*** Data provided ***
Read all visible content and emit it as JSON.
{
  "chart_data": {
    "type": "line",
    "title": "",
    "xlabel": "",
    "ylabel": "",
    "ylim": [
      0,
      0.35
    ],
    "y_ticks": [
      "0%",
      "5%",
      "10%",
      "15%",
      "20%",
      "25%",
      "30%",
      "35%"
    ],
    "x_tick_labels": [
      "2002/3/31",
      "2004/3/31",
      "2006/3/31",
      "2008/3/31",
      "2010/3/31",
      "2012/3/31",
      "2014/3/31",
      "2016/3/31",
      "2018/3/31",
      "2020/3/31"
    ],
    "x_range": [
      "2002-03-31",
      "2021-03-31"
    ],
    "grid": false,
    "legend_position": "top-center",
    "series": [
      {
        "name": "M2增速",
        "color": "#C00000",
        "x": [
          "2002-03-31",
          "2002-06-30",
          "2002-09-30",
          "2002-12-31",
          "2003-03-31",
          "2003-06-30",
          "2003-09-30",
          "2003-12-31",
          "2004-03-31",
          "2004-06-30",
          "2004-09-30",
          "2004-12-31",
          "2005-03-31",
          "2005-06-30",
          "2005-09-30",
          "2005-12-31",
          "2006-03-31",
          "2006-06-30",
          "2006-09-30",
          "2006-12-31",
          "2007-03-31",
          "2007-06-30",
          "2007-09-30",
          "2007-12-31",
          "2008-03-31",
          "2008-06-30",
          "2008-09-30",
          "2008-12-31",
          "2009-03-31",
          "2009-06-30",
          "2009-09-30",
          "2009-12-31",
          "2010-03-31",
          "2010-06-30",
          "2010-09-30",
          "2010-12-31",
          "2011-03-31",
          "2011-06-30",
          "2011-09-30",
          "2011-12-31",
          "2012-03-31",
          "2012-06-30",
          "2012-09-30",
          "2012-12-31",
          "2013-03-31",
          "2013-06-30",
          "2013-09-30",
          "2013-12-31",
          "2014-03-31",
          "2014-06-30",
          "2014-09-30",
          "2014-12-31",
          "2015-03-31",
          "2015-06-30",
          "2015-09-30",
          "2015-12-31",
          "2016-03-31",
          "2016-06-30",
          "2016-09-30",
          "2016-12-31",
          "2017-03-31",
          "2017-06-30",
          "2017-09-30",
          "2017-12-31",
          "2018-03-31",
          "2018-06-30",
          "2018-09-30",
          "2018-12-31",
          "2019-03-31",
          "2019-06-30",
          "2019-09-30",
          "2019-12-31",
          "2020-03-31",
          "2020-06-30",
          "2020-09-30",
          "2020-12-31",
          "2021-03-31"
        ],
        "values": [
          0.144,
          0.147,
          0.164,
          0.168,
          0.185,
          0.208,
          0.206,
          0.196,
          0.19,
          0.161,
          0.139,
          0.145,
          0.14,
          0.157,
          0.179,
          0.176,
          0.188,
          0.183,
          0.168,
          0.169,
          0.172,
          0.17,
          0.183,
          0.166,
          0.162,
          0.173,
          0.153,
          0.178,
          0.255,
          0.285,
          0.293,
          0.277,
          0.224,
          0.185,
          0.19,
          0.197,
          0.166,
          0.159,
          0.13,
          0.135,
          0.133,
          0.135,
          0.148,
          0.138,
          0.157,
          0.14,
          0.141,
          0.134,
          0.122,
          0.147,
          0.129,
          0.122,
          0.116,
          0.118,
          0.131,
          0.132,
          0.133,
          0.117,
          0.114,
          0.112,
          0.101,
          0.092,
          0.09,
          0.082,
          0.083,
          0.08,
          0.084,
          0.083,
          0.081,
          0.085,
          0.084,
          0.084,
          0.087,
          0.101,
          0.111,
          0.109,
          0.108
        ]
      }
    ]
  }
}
***
Restate each record exactly as written.

Read all visible content and emit it as JSON.
{
  "chart_data": {
    "type": "line",
    "title": "",
    "xlabel": "",
    "ylabel": "",
    "ylim": [
      0,
      0.35
    ],
    "y_ticks": [
      "0%",
      "5%",
      "10%",
      "15%",
      "20%",
      "25%",
      "30%",
      "35%"
    ],
    "x_tick_labels": [
      "2002/3/31",
      "2004/3/31",
      "2006/3/31",
      "2008/3/31",
      "2010/3/31",
      "2012/3/31",
      "2014/3/31",
      "2016/3/31",
      "2018/3/31",
      "2020/3/31"
    ],
    "x_range": [
      "2002-03-31",
      "2021-03-31"
    ],
    "grid": false,
    "legend_position": "top-center",
    "series": [
      {
        "name": "M2增速",
        "color": "#C00000",
        "x": [
          "2002-03-31",
          "2002-06-30",
          "2002-09-30",
          "2002-12-31",
          "2003-03-31",
          "2003-06-30",
          "2003-09-30",
          "2003-12-31",
          "2004-03-31",
          "2004-06-30",
          "2004-09-30",
          "2004-12-31",
          "2005-03-31",
          "2005-06-30",
          "2005-09-30",
          "2005-12-31",
          "2006-03-31",
          "2006-06-30",
          "2006-09-30",
          "2006-12-31",
          "2007-03-31",
          "2007-06-30",
          "2007-09-30",
          "2007-12-31",
          "2008-03-31",
          "2008-06-30",
          "2008-09-30",
          "2008-12-31",
          "2009-03-31",
          "2009-06-30",
          "2009-09-30",
          "2009-12-31",
          "2010-03-31",
          "2010-06-30",
          "2010-09-30",
          "2010-12-31",
          "2011-03-31",
          "2011-06-30",
          "2011-09-30",
          "2011-12-31",
          "2012-03-31",
          "2012-06-30",
          "2012-09-30",
          "2012-12-31",
          "2013-03-31",
          "2013-06-30",
          "2013-09-30",
          "2013-12-31",
          "2014-03-31",
          "2014-06-30",
          "2014-09-30",
          "2014-12-31",
          "2015-03-31",
          "2015-06-30",
          "2015-09-30",
          "2015-12-31",
          "2016-03-31",
          "2016-06-30",
          "2016-09-30",
          "2016-12-31",
          "2017-03-31",
          "2017-06-30",
          "2017-09-30",
          "2017-12-31",
          "2018-03-31",
          "2018-06-30",
          "2018-09-30",
          "2018-12-31",
          "2019-03-31",
          "2019-06-30",
          "2019-09-30",
          "2019-12-31",
          "2020-03-31",
          "2020-06-30",
          "2020-09-30",
          "2020-12-31",
          "2021-03-31"
        ],
        "values": [
          0.144,
          0.147,
          0.164,
          0.168,
          0.185,
          0.208,
          0.206,
          0.196,
          0.19,
          0.161,
          0.139,
          0.145,
          0.14,
          0.157,
          0.179,
          0.176,
          0.188,
          0.183,
          0.168,
          0.169,
          0.172,
          0.17,
          0.183,
          0.166,
          0.162,
          0.173,
          0.153,
          0.178,
          0.255,
          0.285,
          0.293,
          0.277,
          0.224,
          0.185,
          0.19,
          0.197,
          0.166,
          0.159,
          0.13,
          0.135,
          0.133,
          0.135,
          0.148,
          0.138,
          0.157,
          0.14,
          0.141,
          0.134,
          0.122,
          0.147,
          0.129,
          0.122,
          0.116,
          0.118,
          0.131,
          0.132,
          0.133,
          0.117,
          0.114,
          0.112,
          0.101,
          0.092,
          0.09,
          0.082,
          0.083,
          0.08,
          0.084,
          0.083,
          0.081,
          0.085,
          0.084,
          0.084,
          0.087,
          0.101,
          0.111,
          0.109,
          0.108
        ]
      }
    ]
  }
}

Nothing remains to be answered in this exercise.